---------- Dataset extract ----------
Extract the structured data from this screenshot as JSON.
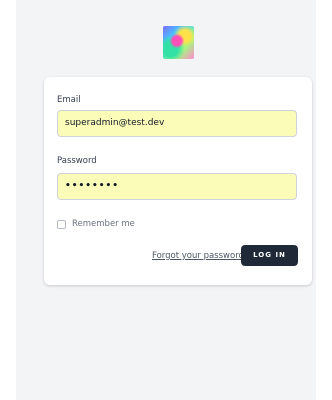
{
  "logo": {
    "caption": ""
  },
  "form": {
    "email_label": "Email",
    "email_value": "superadmin@test.dev",
    "password_label": "Password",
    "password_value": "••••••••",
    "remember_label": "Remember me",
    "forgot_label": "Forgot your password?",
    "login_label": "LOG IN"
  },
  "colors": {
    "page_bg": "#f3f4f6",
    "card_bg": "#ffffff",
    "input_autofill": "#fafcb7",
    "button_bg": "#1f2937"
  }
}
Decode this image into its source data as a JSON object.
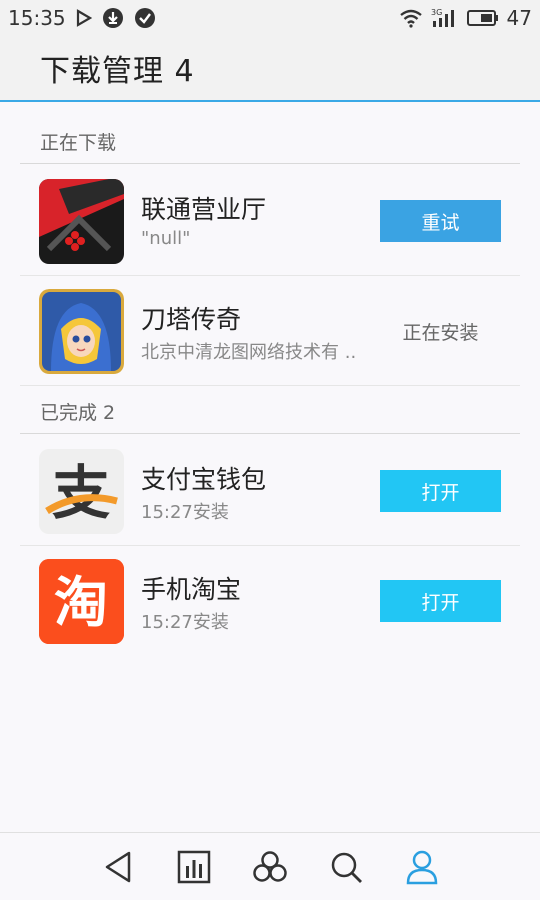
{
  "status_bar": {
    "time": "15:35",
    "battery": "47"
  },
  "header": {
    "title": "下载管理 4"
  },
  "sections": {
    "downloading": {
      "label": "正在下载"
    },
    "completed": {
      "label": "已完成 2"
    }
  },
  "apps": [
    {
      "name": "联通营业厅",
      "sub": "\"null\"",
      "action": "重试",
      "icon": "unicom-app-icon"
    },
    {
      "name": "刀塔传奇",
      "sub": "北京中清龙图网络技术有 ..",
      "status": "正在安装",
      "icon": "dota-legend-app-icon"
    },
    {
      "name": "支付宝钱包",
      "sub": "15:27安装",
      "action": "打开",
      "icon": "alipay-app-icon"
    },
    {
      "name": "手机淘宝",
      "sub": "15:27安装",
      "action": "打开",
      "icon": "taobao-app-icon"
    }
  ],
  "icon_texts": {
    "taobao_char": "淘",
    "alipay_char": "支"
  },
  "colors": {
    "accent": "#3aa9e6",
    "retry_button": "#3aa3e3",
    "open_button": "#22c6f4",
    "taobao": "#fb4e1d"
  }
}
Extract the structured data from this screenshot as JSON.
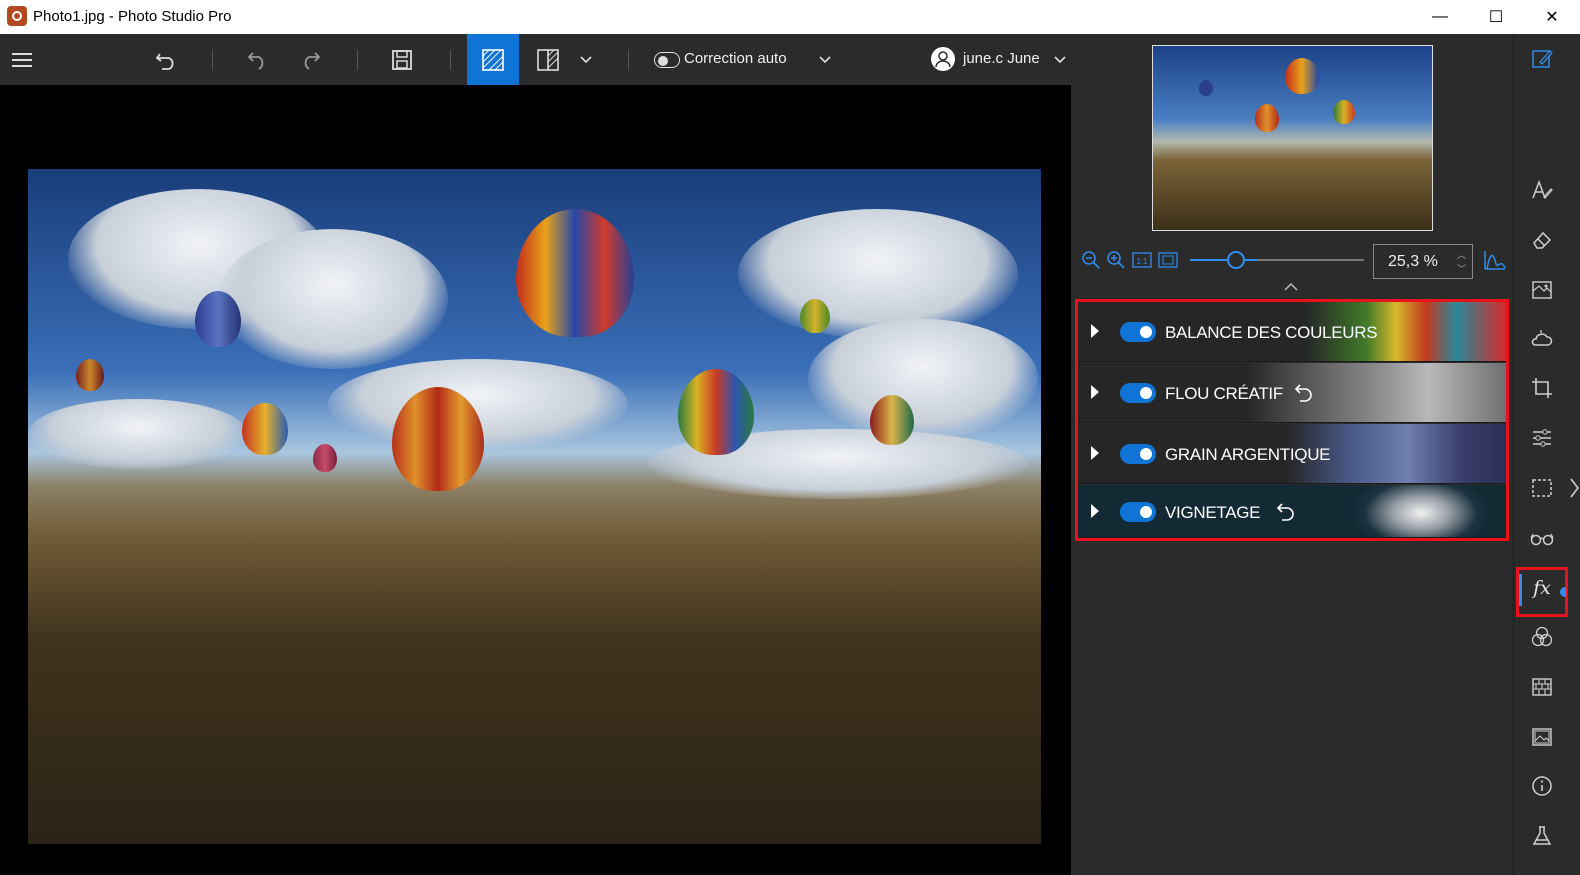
{
  "window": {
    "title": "Photo1.jpg - Photo Studio Pro",
    "controls": {
      "minimize": "—",
      "maximize": "☐",
      "close": "✕"
    }
  },
  "toolbar": {
    "auto_correction_label": "Correction auto",
    "auto_correction_on": false,
    "user_name": "june.c June"
  },
  "navigator": {
    "zoom_value": "25,3 %",
    "zoom_fraction": 0.21
  },
  "effects": [
    {
      "label": "BALANCE DES COULEURS",
      "enabled": true,
      "has_reset": false
    },
    {
      "label": "FLOU CRÉATIF",
      "enabled": true,
      "has_reset": true
    },
    {
      "label": "GRAIN ARGENTIQUE",
      "enabled": true,
      "has_reset": false
    },
    {
      "label": "VIGNETAGE",
      "enabled": true,
      "has_reset": true
    }
  ],
  "sidebar": {
    "tools": [
      "edit-icon",
      "text-icon",
      "eraser-icon",
      "texture-icon",
      "weather-icon",
      "crop-icon",
      "adjust-icon",
      "selection-icon",
      "glasses-icon",
      "fx-icon",
      "color-circles-icon",
      "brick-icon",
      "image-icon",
      "info-icon",
      "flask-icon"
    ],
    "fx_label": "fx"
  },
  "colors": {
    "accent": "#0f74d6",
    "highlight": "#e8121c",
    "panel": "#2b2b2b"
  }
}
----------
### Goal:
Reproduce the material in its entirety and word for word, without the pictures.

### In response:
Extract the structured data from this screenshot as JSON.
{
  "logo": {
    "caption": ""
  },
  "form": {
    "email_label": "Email",
    "email_value": "superadmin@test.dev",
    "password_label": "Password",
    "password_value": "••••••••",
    "remember_label": "Remember me",
    "forgot_label": "Forgot your password?",
    "login_label": "LOG IN"
  },
  "colors": {
    "page_bg": "#f3f4f6",
    "card_bg": "#ffffff",
    "input_autofill": "#fafcb7",
    "button_bg": "#1f2937"
  }
}
Decode this image into its source data as a JSON object.
{
  "status_bar": {
    "time": "15:35",
    "battery": "47"
  },
  "header": {
    "title": "下载管理 4"
  },
  "sections": {
    "downloading": {
      "label": "正在下载"
    },
    "completed": {
      "label": "已完成 2"
    }
  },
  "apps": [
    {
      "name": "联通营业厅",
      "sub": "\"null\"",
      "action": "重试",
      "icon": "unicom-app-icon"
    },
    {
      "name": "刀塔传奇",
      "sub": "北京中清龙图网络技术有 ..",
      "status": "正在安装",
      "icon": "dota-legend-app-icon"
    },
    {
      "name": "支付宝钱包",
      "sub": "15:27安装",
      "action": "打开",
      "icon": "alipay-app-icon"
    },
    {
      "name": "手机淘宝",
      "sub": "15:27安装",
      "action": "打开",
      "icon": "taobao-app-icon"
    }
  ],
  "icon_texts": {
    "taobao_char": "淘",
    "alipay_char": "支"
  },
  "colors": {
    "accent": "#3aa9e6",
    "retry_button": "#3aa3e3",
    "open_button": "#22c6f4",
    "taobao": "#fb4e1d"
  }
}
Extract the structured data from this screenshot as JSON.
{
  "window": {
    "title": "Photo1.jpg - Photo Studio Pro",
    "controls": {
      "minimize": "—",
      "maximize": "☐",
      "close": "✕"
    }
  },
  "toolbar": {
    "auto_correction_label": "Correction auto",
    "auto_correction_on": false,
    "user_name": "june.c June"
  },
  "navigator": {
    "zoom_value": "25,3 %",
    "zoom_fraction": 0.21
  },
  "effects": [
    {
      "label": "BALANCE DES COULEURS",
      "enabled": true,
      "has_reset": false
    },
    {
      "label": "FLOU CRÉATIF",
      "enabled": true,
      "has_reset": true
    },
    {
      "label": "GRAIN ARGENTIQUE",
      "enabled": true,
      "has_reset": false
    },
    {
      "label": "VIGNETAGE",
      "enabled": true,
      "has_reset": true
    }
  ],
  "sidebar": {
    "tools": [
      "edit-icon",
      "text-icon",
      "eraser-icon",
      "texture-icon",
      "weather-icon",
      "crop-icon",
      "adjust-icon",
      "selection-icon",
      "glasses-icon",
      "fx-icon",
      "color-circles-icon",
      "brick-icon",
      "image-icon",
      "info-icon",
      "flask-icon"
    ],
    "fx_label": "fx"
  },
  "colors": {
    "accent": "#0f74d6",
    "highlight": "#e8121c",
    "panel": "#2b2b2b"
  }
}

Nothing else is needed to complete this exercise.